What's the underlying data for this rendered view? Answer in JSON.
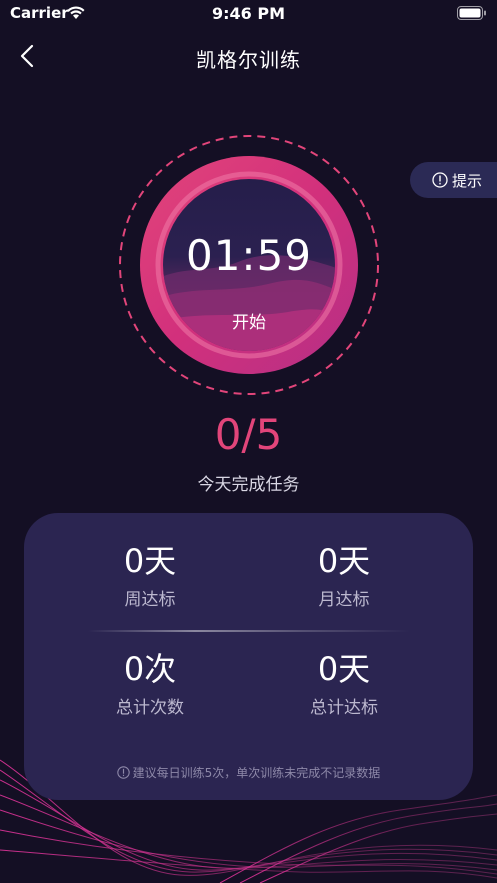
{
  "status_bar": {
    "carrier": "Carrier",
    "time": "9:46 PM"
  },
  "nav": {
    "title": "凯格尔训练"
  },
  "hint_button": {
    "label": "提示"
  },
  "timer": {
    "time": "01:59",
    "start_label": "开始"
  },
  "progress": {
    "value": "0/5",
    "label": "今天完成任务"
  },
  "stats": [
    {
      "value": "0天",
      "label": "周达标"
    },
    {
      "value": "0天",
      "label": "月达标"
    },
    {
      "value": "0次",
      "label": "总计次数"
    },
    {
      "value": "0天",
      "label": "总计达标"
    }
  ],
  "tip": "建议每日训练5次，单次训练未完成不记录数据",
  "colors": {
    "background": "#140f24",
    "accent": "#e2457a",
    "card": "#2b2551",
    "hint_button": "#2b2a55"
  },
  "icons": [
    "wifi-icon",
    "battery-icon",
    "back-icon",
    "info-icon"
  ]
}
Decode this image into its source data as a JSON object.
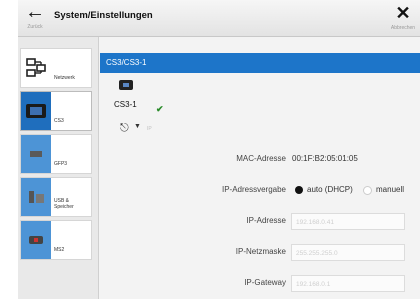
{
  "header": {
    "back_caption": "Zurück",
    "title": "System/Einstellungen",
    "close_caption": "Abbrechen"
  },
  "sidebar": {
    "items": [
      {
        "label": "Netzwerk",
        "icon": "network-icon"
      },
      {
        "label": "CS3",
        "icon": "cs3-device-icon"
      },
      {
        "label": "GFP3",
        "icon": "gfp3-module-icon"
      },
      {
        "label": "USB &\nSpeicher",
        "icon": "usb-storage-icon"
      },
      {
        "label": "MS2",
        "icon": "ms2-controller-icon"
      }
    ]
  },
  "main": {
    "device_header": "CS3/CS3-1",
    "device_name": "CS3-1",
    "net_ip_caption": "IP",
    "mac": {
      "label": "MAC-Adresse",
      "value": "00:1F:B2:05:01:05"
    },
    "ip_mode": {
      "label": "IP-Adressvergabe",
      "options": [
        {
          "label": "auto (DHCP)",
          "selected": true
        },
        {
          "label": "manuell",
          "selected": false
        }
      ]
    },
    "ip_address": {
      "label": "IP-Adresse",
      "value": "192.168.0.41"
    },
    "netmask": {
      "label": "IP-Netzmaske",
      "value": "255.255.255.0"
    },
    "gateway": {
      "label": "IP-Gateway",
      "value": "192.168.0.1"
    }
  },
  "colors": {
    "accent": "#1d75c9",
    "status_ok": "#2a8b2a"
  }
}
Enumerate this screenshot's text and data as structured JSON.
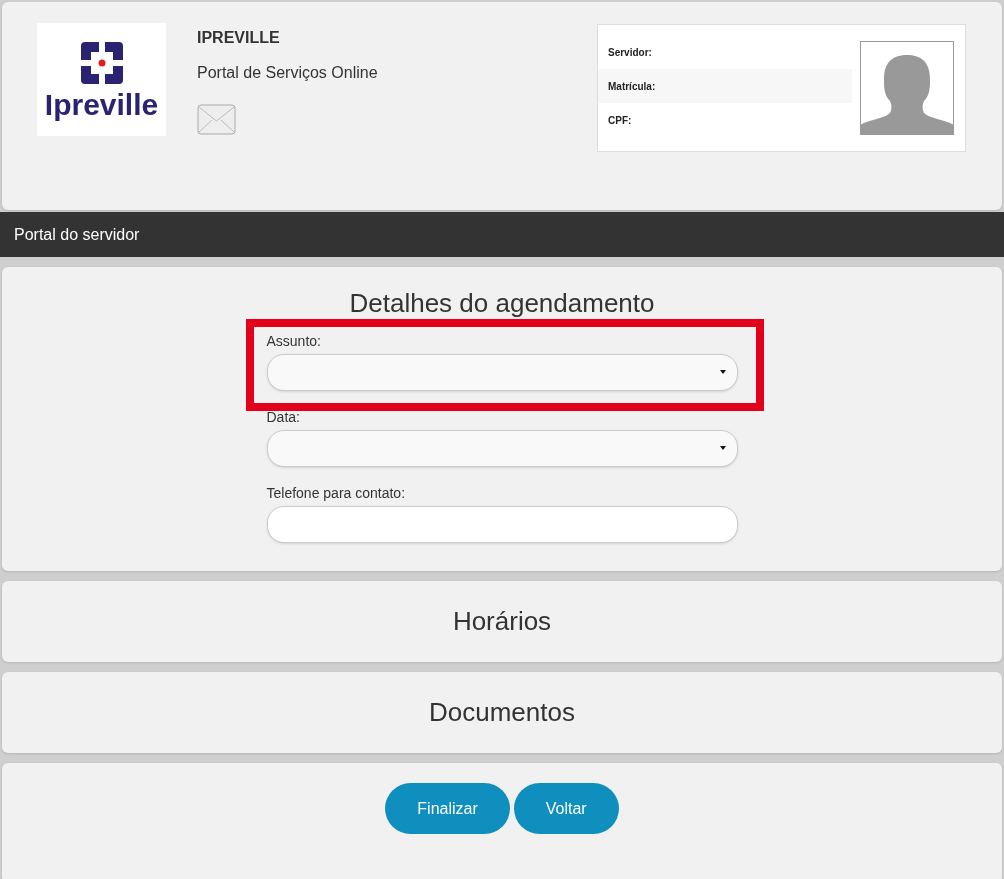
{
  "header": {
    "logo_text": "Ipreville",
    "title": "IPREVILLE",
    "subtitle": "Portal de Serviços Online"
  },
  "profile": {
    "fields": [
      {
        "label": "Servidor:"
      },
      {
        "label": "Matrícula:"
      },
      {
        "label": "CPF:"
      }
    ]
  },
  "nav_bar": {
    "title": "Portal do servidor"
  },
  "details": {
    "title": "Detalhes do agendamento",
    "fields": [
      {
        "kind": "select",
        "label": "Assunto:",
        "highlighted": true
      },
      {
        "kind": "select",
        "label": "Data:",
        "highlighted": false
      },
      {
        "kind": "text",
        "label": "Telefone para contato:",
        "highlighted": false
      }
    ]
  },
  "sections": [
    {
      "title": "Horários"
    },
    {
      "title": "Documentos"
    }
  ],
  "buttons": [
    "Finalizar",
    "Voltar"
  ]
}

==========

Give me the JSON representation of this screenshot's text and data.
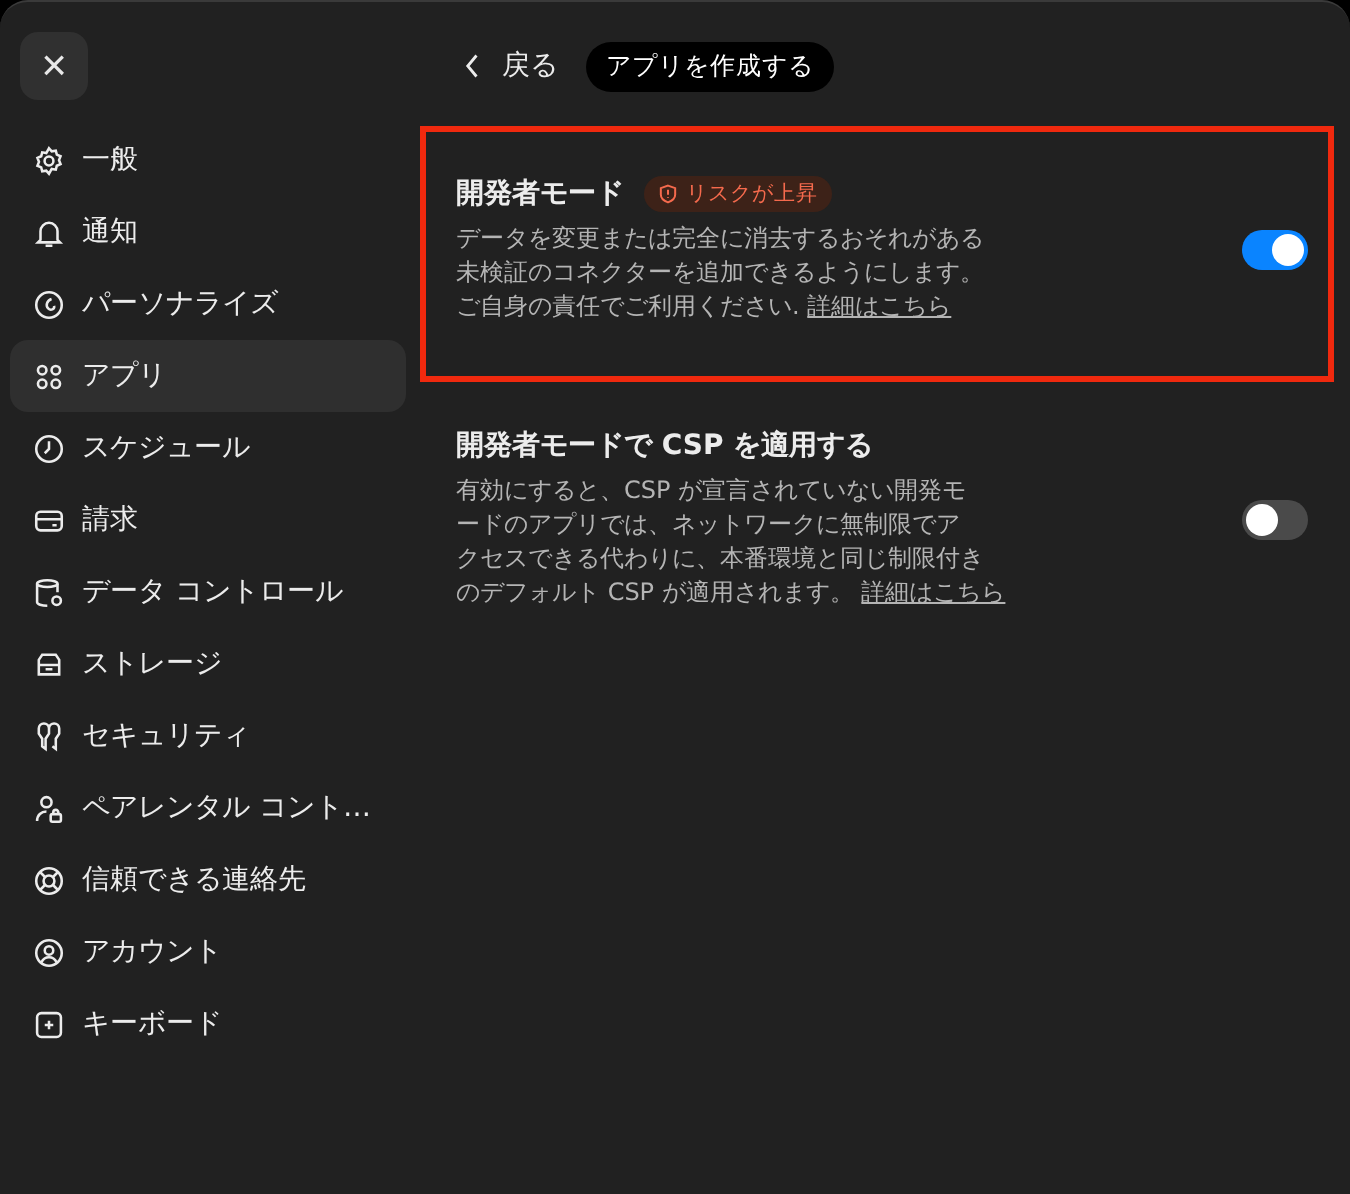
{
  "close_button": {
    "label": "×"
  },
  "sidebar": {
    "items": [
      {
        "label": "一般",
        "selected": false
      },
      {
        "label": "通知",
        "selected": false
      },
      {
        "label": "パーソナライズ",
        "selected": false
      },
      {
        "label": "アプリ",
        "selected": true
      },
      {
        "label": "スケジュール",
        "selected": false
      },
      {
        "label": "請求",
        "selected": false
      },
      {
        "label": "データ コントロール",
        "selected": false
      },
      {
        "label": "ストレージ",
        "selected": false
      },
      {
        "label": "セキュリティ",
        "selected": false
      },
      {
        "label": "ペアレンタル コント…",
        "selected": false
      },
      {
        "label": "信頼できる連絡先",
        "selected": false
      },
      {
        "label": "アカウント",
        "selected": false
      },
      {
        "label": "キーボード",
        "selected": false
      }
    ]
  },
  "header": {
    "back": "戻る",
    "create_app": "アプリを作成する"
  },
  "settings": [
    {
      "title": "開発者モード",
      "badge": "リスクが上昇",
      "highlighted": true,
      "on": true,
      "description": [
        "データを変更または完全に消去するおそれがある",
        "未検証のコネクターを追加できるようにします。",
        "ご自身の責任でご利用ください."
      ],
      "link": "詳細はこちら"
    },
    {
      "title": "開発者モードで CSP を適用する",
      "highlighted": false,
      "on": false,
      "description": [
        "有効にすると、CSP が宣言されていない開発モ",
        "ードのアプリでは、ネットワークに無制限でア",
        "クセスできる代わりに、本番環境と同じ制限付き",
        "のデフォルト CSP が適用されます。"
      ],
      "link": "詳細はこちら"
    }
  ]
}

==========

** TASK BRIEF **
Look above for lines with the word "this" and copy them all.

** IN RESPONSE **
What's the underlying data for this rendered view? Answer in JSON.
Decode this image into its source data as a JSON object.
Enumerate this screenshot's text and data as structured JSON.
Give me the JSON representation of this screenshot's text and data.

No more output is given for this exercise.